--- start of Data excerpts ---

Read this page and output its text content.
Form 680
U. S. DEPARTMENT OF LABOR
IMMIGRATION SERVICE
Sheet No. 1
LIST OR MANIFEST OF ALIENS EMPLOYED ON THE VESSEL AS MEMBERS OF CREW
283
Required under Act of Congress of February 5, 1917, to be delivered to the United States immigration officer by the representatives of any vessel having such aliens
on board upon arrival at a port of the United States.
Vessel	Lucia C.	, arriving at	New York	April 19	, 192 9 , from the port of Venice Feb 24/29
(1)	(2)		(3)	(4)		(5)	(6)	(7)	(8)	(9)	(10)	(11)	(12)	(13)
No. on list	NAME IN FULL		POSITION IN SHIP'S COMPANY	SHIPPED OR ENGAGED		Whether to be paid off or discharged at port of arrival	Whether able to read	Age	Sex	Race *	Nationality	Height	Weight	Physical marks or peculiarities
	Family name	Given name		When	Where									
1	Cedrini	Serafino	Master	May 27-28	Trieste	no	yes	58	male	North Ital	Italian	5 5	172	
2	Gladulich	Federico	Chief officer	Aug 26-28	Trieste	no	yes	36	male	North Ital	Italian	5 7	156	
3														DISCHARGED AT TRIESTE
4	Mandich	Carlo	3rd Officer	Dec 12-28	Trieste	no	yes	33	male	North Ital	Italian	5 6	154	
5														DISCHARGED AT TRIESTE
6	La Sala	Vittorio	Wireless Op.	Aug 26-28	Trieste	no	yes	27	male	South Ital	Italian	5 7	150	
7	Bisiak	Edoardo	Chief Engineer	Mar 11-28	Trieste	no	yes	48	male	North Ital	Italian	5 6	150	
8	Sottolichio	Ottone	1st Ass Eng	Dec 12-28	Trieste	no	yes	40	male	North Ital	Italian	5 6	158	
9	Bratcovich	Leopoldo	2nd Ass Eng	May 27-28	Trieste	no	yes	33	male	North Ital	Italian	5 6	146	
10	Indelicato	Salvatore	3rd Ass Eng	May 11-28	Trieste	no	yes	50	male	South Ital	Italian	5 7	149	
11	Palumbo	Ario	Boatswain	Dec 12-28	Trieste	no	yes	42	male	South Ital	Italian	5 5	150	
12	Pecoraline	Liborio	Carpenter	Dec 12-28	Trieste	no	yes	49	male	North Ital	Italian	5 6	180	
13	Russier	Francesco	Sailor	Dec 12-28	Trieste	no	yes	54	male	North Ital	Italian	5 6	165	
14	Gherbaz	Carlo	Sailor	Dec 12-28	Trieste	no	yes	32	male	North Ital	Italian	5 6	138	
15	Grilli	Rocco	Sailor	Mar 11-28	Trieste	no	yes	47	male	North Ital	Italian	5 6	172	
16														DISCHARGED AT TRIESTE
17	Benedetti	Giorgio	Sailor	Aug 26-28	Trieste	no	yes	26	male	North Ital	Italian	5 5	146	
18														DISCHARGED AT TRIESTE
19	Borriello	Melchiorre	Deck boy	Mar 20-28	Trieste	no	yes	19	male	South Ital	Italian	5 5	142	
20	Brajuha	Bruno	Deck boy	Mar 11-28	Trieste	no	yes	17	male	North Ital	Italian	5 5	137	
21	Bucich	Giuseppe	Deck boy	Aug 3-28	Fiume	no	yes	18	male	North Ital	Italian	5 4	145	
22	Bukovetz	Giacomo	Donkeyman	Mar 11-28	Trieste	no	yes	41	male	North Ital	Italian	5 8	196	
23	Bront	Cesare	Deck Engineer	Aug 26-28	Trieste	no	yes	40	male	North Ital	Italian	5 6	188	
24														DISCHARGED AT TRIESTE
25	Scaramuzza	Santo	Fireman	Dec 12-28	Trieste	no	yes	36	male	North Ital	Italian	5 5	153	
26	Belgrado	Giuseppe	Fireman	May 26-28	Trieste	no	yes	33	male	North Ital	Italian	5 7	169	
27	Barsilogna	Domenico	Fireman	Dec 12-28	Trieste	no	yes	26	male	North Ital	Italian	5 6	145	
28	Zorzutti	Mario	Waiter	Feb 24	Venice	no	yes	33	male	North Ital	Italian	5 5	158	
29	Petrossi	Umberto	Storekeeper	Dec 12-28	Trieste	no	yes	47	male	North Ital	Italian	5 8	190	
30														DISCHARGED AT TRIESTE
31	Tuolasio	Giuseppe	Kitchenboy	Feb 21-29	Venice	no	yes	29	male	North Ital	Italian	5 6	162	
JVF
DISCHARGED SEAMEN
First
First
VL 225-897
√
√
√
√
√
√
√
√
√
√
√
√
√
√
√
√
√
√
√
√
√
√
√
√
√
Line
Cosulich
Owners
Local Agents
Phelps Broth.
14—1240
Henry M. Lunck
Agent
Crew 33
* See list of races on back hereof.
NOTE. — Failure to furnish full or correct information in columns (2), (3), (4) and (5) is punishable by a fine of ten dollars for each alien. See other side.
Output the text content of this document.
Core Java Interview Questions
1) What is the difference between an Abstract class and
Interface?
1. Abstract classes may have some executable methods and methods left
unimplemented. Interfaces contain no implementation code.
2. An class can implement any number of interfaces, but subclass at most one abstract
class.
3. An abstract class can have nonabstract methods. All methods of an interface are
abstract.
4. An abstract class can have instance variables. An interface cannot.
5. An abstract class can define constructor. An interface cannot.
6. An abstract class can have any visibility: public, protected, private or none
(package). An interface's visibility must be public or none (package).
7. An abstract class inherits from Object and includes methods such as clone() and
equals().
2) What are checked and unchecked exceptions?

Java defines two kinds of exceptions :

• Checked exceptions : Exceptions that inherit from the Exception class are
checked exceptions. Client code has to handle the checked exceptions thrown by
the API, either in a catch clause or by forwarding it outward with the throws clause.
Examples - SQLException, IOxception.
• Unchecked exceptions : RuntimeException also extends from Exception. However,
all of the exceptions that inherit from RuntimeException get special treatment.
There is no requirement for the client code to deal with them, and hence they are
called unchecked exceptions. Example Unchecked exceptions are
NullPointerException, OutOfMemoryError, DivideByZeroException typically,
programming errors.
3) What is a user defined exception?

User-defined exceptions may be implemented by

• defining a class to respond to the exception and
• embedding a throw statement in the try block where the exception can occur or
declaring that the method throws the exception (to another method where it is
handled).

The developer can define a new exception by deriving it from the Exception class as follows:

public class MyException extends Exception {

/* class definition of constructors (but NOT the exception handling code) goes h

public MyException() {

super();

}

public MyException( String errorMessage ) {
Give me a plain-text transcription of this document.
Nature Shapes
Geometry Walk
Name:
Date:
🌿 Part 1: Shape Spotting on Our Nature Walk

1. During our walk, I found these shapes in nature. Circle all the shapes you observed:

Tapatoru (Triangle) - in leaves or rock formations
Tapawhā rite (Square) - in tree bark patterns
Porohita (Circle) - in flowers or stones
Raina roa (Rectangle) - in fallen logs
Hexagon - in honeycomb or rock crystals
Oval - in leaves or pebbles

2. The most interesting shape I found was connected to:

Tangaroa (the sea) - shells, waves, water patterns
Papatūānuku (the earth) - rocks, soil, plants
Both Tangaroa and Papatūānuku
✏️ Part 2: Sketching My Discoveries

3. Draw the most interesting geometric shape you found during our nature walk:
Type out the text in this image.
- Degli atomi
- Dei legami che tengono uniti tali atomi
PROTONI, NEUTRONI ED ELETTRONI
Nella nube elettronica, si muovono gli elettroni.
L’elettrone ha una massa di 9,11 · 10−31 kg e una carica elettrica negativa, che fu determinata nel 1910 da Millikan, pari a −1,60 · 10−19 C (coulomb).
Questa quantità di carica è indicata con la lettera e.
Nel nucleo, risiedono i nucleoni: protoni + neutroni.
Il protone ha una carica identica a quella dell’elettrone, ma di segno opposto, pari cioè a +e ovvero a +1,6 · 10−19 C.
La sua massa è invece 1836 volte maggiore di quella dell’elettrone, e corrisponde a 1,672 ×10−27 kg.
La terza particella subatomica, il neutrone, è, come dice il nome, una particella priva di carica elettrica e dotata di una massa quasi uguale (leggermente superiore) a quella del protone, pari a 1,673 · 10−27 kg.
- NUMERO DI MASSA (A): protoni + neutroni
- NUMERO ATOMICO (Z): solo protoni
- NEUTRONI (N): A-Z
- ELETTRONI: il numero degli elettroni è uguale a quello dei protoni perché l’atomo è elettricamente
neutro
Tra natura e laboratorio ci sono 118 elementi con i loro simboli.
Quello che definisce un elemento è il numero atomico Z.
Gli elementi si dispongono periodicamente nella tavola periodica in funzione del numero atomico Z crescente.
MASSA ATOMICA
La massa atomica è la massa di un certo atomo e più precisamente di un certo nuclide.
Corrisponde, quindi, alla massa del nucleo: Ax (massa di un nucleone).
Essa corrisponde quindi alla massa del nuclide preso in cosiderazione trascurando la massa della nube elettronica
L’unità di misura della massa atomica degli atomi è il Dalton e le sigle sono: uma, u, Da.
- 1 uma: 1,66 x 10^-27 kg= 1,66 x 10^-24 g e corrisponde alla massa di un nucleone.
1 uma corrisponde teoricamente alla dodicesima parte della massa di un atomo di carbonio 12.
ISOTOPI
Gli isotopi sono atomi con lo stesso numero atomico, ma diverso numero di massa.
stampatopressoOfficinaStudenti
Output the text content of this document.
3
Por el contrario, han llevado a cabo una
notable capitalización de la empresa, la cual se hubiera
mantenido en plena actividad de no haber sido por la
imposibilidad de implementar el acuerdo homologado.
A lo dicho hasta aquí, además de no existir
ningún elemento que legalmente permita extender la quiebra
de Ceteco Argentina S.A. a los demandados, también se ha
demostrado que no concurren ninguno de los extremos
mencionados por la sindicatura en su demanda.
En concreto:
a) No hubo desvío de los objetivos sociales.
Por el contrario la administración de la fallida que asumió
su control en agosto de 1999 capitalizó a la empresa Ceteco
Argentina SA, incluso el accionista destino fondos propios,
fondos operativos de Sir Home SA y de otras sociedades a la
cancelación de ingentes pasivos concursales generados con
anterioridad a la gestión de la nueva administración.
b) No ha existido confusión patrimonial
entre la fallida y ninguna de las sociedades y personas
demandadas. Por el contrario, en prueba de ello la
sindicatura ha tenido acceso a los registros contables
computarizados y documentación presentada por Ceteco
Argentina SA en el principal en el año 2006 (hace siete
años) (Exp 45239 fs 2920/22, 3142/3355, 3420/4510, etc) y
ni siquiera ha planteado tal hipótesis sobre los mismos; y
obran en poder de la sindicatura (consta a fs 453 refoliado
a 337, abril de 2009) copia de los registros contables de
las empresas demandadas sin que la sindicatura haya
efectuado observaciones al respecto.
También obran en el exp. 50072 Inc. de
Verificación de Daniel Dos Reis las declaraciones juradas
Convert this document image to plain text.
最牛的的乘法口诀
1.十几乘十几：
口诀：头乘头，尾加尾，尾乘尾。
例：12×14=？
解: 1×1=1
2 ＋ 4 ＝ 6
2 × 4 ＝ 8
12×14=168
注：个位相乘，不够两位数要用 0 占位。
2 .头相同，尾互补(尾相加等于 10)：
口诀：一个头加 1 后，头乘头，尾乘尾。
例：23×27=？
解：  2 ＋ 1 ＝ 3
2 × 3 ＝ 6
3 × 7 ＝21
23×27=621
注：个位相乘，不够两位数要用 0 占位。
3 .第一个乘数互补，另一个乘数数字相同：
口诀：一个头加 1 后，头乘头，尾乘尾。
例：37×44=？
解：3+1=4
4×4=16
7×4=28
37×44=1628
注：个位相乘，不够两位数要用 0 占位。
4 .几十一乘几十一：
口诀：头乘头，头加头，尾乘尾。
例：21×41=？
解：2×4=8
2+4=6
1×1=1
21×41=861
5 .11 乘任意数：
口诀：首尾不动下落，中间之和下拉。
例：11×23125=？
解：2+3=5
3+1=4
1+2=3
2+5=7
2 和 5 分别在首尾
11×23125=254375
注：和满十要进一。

--- end of Data excerpts ---

• Goal: Find all lines where the word "contables" appears. Copy them.

• Problem solution:
sindicatura ha tenido acceso a los registros contables
a 337, abril de 2009) copia de los registros contables de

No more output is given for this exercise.